Steelman — Best Case for Markov Trading Models

This note exists to keep the vault honest. The vault’s running conclusion is skeptical — that Markov, hidden-Markov, regime-switching and reinforcement-learning models earn their keep as risk filters and allocation aids rather than as standalone alpha engines, and that no strong-grade tradeable result exists. A skeptical conclusion is only credible if it has fairly weighed the best counter-evidence. So this note deliberately assembles the strongest possible case FOR Markov-model trading profitability — the most carefully constructed pro-regime studies, the most favourable practitioner data, and any hint of a live or replicated positive result — and then grades that best case by the same rubric applied everywhere else in the vault. The finding, stated plainly up front: even the strongest evidence found grades moderate. It is real, it is costed, it is out-of-sample — but it is modest in magnitude, un-replicated by an independent group, and entirely back-tested. The steelman improves the vault’s confidence that regime classification adds measurable value; it does not produce the strong-grade, live-confirmed standalone-alpha result that would overturn the central conclusion.

Spatial annotation records:
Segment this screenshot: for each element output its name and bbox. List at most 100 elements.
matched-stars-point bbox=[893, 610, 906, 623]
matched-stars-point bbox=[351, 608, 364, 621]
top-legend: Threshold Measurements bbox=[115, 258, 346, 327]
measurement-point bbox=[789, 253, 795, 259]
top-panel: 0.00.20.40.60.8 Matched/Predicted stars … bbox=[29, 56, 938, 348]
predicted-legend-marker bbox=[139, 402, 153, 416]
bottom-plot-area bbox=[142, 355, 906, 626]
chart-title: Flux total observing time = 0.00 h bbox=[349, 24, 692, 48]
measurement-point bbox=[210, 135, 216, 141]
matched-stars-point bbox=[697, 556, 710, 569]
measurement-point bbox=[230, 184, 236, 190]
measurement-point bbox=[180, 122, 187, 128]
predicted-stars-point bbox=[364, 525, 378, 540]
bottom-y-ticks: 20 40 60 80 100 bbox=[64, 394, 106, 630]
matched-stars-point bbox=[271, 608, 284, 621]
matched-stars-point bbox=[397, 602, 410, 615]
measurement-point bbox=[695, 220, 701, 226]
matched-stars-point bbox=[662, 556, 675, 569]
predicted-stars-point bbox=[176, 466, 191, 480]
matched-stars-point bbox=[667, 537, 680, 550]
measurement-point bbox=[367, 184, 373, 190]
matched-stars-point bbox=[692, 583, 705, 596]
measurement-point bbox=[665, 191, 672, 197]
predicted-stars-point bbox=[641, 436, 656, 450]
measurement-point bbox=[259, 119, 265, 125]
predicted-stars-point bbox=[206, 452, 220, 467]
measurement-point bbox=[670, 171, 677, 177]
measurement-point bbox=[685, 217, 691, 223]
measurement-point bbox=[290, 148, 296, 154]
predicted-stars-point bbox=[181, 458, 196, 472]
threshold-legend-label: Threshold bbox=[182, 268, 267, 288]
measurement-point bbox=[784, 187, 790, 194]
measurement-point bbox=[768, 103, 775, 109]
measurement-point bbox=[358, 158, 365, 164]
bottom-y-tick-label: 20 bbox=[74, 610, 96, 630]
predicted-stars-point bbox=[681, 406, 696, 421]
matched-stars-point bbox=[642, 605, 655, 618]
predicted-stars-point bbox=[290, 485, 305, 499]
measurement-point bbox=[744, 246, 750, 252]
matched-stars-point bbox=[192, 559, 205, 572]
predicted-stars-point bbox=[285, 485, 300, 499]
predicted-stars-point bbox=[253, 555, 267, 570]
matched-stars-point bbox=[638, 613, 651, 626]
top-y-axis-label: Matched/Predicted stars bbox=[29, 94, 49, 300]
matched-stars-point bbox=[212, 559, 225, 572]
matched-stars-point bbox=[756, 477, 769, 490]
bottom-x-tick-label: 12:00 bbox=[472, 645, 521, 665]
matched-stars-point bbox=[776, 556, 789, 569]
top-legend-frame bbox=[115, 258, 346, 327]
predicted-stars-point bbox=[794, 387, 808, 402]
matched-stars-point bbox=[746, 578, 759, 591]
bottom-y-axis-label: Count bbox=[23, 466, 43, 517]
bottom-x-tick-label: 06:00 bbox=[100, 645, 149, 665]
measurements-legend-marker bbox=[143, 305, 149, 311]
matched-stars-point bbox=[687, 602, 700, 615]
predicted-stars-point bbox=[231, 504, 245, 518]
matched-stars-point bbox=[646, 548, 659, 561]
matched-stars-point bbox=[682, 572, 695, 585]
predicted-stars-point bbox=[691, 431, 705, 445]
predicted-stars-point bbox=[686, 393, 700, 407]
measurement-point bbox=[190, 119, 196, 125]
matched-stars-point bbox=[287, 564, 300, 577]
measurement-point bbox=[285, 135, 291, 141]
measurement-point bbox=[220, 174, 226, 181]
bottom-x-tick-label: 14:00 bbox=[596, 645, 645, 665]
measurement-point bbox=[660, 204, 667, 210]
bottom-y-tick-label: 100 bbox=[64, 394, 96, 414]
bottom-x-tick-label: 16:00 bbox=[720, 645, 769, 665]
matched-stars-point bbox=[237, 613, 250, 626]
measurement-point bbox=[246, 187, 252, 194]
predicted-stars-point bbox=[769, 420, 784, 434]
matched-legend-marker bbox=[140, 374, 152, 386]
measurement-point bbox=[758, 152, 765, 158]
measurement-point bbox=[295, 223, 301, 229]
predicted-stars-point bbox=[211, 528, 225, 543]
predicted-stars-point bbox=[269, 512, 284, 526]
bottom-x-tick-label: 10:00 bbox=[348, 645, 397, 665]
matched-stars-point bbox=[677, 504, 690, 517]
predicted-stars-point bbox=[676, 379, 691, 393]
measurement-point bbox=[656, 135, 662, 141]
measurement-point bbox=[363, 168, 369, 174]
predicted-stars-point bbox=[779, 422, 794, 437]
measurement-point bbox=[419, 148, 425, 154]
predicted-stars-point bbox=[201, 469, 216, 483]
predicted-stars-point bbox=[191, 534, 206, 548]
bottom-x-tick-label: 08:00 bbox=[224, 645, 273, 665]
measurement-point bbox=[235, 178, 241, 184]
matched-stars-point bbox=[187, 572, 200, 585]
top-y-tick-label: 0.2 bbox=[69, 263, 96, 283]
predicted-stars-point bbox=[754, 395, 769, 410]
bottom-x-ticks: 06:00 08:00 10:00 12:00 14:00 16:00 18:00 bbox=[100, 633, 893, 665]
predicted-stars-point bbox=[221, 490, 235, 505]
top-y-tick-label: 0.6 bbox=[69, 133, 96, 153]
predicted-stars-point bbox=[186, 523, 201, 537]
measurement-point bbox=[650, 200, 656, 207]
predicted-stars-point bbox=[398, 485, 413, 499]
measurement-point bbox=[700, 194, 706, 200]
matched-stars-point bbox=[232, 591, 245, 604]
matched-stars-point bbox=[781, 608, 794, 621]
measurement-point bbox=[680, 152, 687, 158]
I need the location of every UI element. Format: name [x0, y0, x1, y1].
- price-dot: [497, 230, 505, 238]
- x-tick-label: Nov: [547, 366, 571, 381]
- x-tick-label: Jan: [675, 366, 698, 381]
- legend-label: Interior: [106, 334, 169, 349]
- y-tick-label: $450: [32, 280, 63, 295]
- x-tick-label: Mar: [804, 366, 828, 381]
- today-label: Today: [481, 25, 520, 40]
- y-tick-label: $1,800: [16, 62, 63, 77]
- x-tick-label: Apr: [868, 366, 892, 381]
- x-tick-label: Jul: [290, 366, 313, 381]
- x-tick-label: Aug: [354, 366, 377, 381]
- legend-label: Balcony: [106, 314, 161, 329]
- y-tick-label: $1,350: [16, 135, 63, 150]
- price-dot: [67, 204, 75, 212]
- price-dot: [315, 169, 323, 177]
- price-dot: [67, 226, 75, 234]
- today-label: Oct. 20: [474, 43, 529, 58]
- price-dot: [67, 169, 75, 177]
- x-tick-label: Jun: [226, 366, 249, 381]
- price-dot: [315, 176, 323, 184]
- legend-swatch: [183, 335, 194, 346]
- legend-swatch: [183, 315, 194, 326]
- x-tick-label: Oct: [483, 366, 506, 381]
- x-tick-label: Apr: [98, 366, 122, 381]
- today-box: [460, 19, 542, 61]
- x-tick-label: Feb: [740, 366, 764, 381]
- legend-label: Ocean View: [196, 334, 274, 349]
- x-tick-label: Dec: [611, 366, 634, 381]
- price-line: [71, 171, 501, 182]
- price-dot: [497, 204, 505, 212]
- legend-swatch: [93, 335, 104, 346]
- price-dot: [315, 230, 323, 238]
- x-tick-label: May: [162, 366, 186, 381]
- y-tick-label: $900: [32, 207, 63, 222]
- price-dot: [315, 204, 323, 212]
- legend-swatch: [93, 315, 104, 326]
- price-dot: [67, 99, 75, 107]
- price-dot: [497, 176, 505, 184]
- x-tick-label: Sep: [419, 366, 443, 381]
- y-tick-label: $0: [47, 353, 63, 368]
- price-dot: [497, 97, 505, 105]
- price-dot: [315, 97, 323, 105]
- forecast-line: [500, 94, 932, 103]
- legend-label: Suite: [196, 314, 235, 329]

What to do ->
(1) Name every type of model that the steelman note's skeptical conclusion covers.
(2) According to the steelman note, why does it gather the strongest case for Markov-model trading profitability?

Answers to the exercise ->
(1) Markov models, hidden-Markov models, regime-switching models and reinforcement-learning models.

(2) The vault's running conclusion is skeptical, and a skeptical conclusion is only credible if it has fairly weighed the best counter-evidence. The note therefore collects that best case and grades it by the same rubric used across the vault, which keeps the vault honest.